-- start of RECORDS FOR THIS TASK --
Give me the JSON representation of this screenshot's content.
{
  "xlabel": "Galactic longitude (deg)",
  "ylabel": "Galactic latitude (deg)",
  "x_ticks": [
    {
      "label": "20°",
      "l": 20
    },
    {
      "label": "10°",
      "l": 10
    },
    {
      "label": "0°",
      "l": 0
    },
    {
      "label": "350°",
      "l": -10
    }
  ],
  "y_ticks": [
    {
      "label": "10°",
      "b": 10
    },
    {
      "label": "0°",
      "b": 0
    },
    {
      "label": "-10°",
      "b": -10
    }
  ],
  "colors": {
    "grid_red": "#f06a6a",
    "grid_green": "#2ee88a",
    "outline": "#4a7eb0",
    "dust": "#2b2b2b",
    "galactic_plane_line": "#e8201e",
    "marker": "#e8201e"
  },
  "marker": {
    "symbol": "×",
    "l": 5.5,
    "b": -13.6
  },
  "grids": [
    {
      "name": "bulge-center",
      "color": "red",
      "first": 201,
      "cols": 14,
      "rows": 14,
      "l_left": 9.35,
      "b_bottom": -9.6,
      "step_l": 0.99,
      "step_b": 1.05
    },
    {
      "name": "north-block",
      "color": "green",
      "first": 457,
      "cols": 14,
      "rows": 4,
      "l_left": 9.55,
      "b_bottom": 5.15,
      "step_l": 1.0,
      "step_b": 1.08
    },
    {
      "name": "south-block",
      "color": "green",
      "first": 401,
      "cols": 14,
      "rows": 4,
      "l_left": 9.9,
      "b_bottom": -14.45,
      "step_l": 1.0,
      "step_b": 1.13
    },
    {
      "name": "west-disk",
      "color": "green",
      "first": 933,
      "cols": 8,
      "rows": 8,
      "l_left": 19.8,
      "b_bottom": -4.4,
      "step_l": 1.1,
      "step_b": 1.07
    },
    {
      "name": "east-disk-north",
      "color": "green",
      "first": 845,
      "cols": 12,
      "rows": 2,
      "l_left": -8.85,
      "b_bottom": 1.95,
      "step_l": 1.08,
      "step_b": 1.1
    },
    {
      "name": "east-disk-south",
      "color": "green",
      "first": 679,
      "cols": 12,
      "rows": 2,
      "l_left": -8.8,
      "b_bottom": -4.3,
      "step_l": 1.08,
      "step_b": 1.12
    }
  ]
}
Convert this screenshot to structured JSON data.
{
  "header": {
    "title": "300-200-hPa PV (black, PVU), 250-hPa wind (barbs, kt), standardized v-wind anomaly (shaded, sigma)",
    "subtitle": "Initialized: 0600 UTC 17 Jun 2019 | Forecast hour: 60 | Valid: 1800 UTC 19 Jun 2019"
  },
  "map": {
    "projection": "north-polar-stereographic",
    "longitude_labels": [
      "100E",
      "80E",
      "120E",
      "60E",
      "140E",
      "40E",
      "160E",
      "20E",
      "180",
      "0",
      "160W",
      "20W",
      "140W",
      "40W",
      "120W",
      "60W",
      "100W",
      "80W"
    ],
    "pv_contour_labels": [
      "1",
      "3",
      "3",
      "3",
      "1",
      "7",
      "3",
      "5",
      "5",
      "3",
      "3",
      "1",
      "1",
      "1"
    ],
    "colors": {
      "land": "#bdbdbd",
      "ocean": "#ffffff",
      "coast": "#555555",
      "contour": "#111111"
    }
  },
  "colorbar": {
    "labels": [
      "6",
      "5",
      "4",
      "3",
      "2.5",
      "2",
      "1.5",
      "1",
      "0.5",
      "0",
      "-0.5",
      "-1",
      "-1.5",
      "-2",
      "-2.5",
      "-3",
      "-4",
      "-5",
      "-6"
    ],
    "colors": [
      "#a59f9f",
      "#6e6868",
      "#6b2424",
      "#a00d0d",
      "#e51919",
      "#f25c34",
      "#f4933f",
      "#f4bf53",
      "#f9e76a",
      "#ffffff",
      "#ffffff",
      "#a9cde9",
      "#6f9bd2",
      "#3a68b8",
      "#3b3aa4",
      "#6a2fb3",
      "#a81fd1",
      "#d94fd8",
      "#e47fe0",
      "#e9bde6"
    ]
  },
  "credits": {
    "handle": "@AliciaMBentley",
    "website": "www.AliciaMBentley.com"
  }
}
-- end of RECORDS FOR THIS TASK --
Exactly reproduce every line of the data above.

Give me the JSON representation of this screenshot's content.
{
  "xlabel": "Galactic longitude (deg)",
  "ylabel": "Galactic latitude (deg)",
  "x_ticks": [
    {
      "label": "20°",
      "l": 20
    },
    {
      "label": "10°",
      "l": 10
    },
    {
      "label": "0°",
      "l": 0
    },
    {
      "label": "350°",
      "l": -10
    }
  ],
  "y_ticks": [
    {
      "label": "10°",
      "b": 10
    },
    {
      "label": "0°",
      "b": 0
    },
    {
      "label": "-10°",
      "b": -10
    }
  ],
  "colors": {
    "grid_red": "#f06a6a",
    "grid_green": "#2ee88a",
    "outline": "#4a7eb0",
    "dust": "#2b2b2b",
    "galactic_plane_line": "#e8201e",
    "marker": "#e8201e"
  },
  "marker": {
    "symbol": "×",
    "l": 5.5,
    "b": -13.6
  },
  "grids": [
    {
      "name": "bulge-center",
      "color": "red",
      "first": 201,
      "cols": 14,
      "rows": 14,
      "l_left": 9.35,
      "b_bottom": -9.6,
      "step_l": 0.99,
      "step_b": 1.05
    },
    {
      "name": "north-block",
      "color": "green",
      "first": 457,
      "cols": 14,
      "rows": 4,
      "l_left": 9.55,
      "b_bottom": 5.15,
      "step_l": 1.0,
      "step_b": 1.08
    },
    {
      "name": "south-block",
      "color": "green",
      "first": 401,
      "cols": 14,
      "rows": 4,
      "l_left": 9.9,
      "b_bottom": -14.45,
      "step_l": 1.0,
      "step_b": 1.13
    },
    {
      "name": "west-disk",
      "color": "green",
      "first": 933,
      "cols": 8,
      "rows": 8,
      "l_left": 19.8,
      "b_bottom": -4.4,
      "step_l": 1.1,
      "step_b": 1.07
    },
    {
      "name": "east-disk-north",
      "color": "green",
      "first": 845,
      "cols": 12,
      "rows": 2,
      "l_left": -8.85,
      "b_bottom": 1.95,
      "step_l": 1.08,
      "step_b": 1.1
    },
    {
      "name": "east-disk-south",
      "color": "green",
      "first": 679,
      "cols": 12,
      "rows": 2,
      "l_left": -8.8,
      "b_bottom": -4.3,
      "step_l": 1.08,
      "step_b": 1.12
    }
  ]
}
Convert this screenshot to structured JSON data.
{
  "header": {
    "title": "300-200-hPa PV (black, PVU), 250-hPa wind (barbs, kt), standardized v-wind anomaly (shaded, sigma)",
    "subtitle": "Initialized: 0600 UTC 17 Jun 2019 | Forecast hour: 60 | Valid: 1800 UTC 19 Jun 2019"
  },
  "map": {
    "projection": "north-polar-stereographic",
    "longitude_labels": [
      "100E",
      "80E",
      "120E",
      "60E",
      "140E",
      "40E",
      "160E",
      "20E",
      "180",
      "0",
      "160W",
      "20W",
      "140W",
      "40W",
      "120W",
      "60W",
      "100W",
      "80W"
    ],
    "pv_contour_labels": [
      "1",
      "3",
      "3",
      "3",
      "1",
      "7",
      "3",
      "5",
      "5",
      "3",
      "3",
      "1",
      "1",
      "1"
    ],
    "colors": {
      "land": "#bdbdbd",
      "ocean": "#ffffff",
      "coast": "#555555",
      "contour": "#111111"
    }
  },
  "colorbar": {
    "labels": [
      "6",
      "5",
      "4",
      "3",
      "2.5",
      "2",
      "1.5",
      "1",
      "0.5",
      "0",
      "-0.5",
      "-1",
      "-1.5",
      "-2",
      "-2.5",
      "-3",
      "-4",
      "-5",
      "-6"
    ],
    "colors": [
      "#a59f9f",
      "#6e6868",
      "#6b2424",
      "#a00d0d",
      "#e51919",
      "#f25c34",
      "#f4933f",
      "#f4bf53",
      "#f9e76a",
      "#ffffff",
      "#ffffff",
      "#a9cde9",
      "#6f9bd2",
      "#3a68b8",
      "#3b3aa4",
      "#6a2fb3",
      "#a81fd1",
      "#d94fd8",
      "#e47fe0",
      "#e9bde6"
    ]
  },
  "credits": {
    "handle": "@AliciaMBentley",
    "website": "www.AliciaMBentley.com"
  }
}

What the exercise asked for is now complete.